**Supplied data**.
===============
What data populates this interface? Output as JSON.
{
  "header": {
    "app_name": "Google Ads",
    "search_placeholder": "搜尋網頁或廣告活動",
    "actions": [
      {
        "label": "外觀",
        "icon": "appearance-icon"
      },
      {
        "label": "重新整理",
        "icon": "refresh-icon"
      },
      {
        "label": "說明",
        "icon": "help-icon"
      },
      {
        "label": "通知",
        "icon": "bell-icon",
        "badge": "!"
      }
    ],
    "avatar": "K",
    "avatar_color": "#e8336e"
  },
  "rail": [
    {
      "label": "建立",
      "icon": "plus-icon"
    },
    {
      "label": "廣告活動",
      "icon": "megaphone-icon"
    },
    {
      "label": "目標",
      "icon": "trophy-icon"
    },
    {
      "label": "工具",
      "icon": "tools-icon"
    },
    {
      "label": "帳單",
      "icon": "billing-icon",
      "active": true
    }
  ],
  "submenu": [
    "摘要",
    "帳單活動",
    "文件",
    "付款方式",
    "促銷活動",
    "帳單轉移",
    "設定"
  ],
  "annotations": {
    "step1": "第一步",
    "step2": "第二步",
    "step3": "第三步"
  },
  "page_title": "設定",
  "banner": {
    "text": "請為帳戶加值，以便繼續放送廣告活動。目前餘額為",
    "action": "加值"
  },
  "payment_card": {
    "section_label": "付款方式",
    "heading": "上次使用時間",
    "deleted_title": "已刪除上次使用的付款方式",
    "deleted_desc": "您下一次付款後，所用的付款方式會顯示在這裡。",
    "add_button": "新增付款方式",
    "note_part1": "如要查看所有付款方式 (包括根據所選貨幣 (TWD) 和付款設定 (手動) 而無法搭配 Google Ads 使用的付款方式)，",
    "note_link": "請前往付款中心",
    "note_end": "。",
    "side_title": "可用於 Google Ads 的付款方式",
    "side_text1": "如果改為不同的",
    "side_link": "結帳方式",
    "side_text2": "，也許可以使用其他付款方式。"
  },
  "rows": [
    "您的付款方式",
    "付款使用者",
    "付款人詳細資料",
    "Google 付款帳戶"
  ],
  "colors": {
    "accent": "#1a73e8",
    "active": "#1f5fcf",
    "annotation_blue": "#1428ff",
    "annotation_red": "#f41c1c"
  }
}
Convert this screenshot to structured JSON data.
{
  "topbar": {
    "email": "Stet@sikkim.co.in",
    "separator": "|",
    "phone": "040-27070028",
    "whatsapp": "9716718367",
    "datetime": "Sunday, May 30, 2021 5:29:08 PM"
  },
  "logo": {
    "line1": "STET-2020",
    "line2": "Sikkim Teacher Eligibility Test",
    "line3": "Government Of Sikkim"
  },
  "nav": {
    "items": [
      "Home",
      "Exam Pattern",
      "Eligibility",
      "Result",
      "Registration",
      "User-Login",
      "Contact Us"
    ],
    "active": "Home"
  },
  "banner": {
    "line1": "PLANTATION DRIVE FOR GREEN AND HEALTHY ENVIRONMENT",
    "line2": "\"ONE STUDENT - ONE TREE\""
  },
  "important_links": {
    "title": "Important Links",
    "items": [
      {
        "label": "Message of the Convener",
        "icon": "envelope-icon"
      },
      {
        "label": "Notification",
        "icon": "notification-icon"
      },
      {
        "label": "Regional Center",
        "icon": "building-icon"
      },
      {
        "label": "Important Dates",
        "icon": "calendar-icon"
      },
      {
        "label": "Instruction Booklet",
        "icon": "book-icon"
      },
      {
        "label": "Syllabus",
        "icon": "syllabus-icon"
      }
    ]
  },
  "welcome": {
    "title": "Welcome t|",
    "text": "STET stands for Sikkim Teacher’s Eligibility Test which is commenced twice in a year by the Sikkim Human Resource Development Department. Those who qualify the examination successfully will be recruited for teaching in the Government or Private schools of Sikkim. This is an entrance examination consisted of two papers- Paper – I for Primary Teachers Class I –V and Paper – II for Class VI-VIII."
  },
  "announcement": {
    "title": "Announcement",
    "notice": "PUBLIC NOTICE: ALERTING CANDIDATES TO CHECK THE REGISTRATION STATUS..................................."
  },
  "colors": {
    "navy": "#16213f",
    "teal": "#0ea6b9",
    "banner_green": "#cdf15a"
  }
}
===============
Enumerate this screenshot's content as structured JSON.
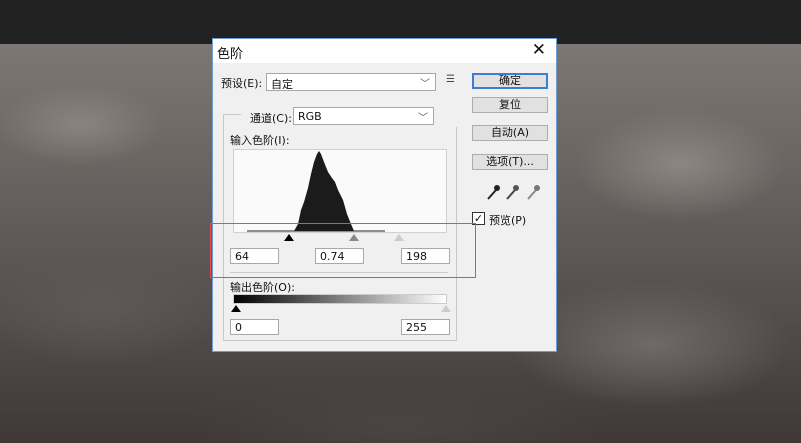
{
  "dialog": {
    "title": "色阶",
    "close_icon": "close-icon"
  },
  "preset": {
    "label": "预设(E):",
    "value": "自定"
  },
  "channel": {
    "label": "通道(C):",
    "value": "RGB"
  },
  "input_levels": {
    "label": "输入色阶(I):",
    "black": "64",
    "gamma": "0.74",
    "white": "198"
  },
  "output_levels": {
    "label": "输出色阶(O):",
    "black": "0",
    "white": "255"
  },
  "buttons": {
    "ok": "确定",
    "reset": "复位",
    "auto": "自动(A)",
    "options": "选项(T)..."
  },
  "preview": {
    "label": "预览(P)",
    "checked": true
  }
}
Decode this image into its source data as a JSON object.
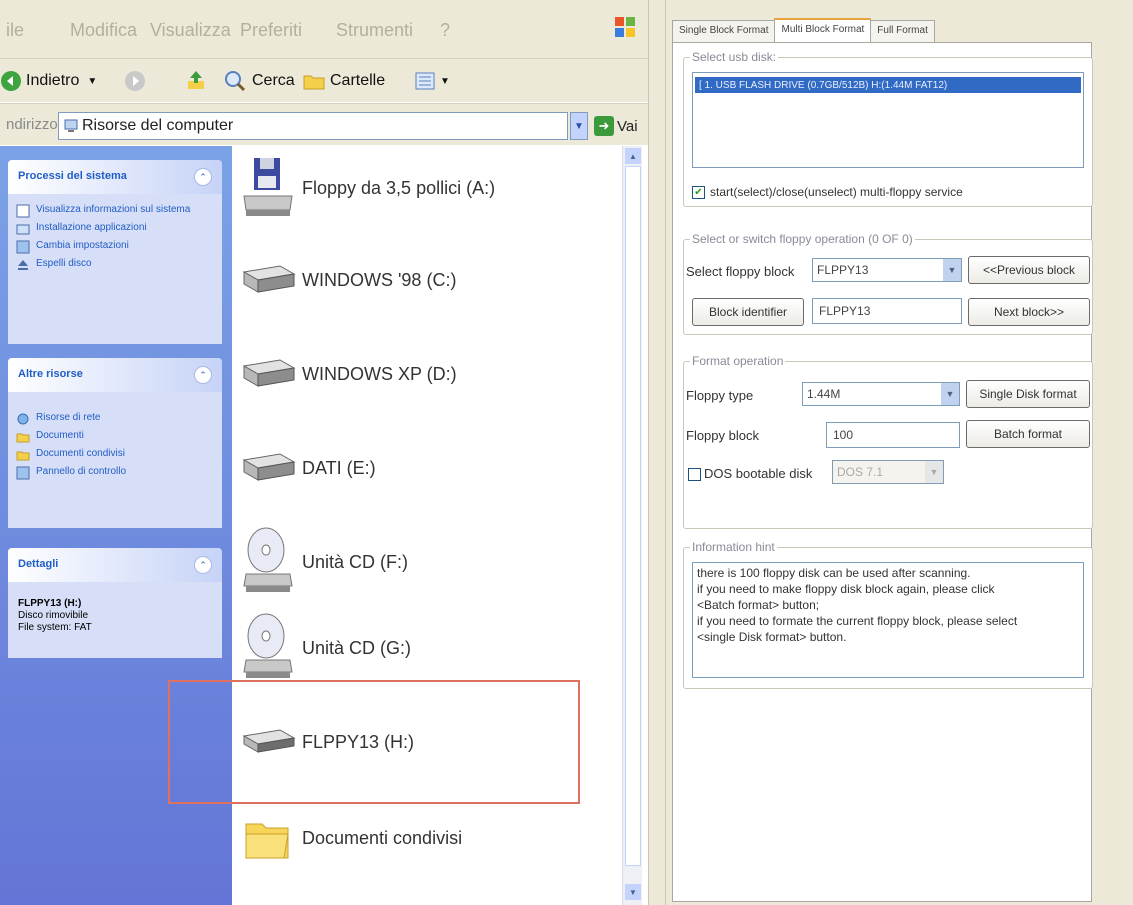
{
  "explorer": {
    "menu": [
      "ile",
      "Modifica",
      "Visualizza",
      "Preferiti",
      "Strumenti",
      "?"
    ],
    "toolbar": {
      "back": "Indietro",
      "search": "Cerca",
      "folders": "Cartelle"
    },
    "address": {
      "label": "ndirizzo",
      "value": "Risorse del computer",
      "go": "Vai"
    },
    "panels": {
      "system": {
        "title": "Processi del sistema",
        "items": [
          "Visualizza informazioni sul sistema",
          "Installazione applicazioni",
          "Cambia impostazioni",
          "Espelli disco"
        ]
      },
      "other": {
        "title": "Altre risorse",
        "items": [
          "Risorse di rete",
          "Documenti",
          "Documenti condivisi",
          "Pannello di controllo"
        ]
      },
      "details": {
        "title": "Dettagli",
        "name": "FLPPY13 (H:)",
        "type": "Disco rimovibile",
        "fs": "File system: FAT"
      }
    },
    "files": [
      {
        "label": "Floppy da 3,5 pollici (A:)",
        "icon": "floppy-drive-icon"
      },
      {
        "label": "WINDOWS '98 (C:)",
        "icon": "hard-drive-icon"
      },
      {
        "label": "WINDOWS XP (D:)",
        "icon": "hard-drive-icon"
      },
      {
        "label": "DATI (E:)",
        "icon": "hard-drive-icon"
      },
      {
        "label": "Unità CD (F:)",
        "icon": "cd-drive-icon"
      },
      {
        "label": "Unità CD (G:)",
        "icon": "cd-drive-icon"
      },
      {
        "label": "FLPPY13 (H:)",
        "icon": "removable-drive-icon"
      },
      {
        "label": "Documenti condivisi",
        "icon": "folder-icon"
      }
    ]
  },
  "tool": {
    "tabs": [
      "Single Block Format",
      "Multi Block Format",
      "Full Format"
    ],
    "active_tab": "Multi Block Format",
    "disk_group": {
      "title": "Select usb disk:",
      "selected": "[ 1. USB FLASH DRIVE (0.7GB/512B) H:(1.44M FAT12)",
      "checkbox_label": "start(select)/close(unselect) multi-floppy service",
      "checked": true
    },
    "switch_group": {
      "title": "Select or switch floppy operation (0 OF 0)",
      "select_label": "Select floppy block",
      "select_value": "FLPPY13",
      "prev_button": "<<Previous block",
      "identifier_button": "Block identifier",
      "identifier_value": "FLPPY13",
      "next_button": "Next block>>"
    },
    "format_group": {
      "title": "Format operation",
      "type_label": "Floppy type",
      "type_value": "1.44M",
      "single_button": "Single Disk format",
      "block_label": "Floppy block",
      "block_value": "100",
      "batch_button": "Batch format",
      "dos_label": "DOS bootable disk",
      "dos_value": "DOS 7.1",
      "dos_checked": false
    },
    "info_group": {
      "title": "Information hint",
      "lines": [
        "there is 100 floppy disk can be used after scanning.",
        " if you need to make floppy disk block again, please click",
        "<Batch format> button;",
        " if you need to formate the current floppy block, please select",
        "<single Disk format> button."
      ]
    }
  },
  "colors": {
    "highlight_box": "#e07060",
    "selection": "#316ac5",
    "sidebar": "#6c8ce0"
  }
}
===============
**Work to complete**.
Look through the material above. Copy each line where the word "true" appears.

**Problem solution**.
      "active": true
    "checked": true
      "checked": true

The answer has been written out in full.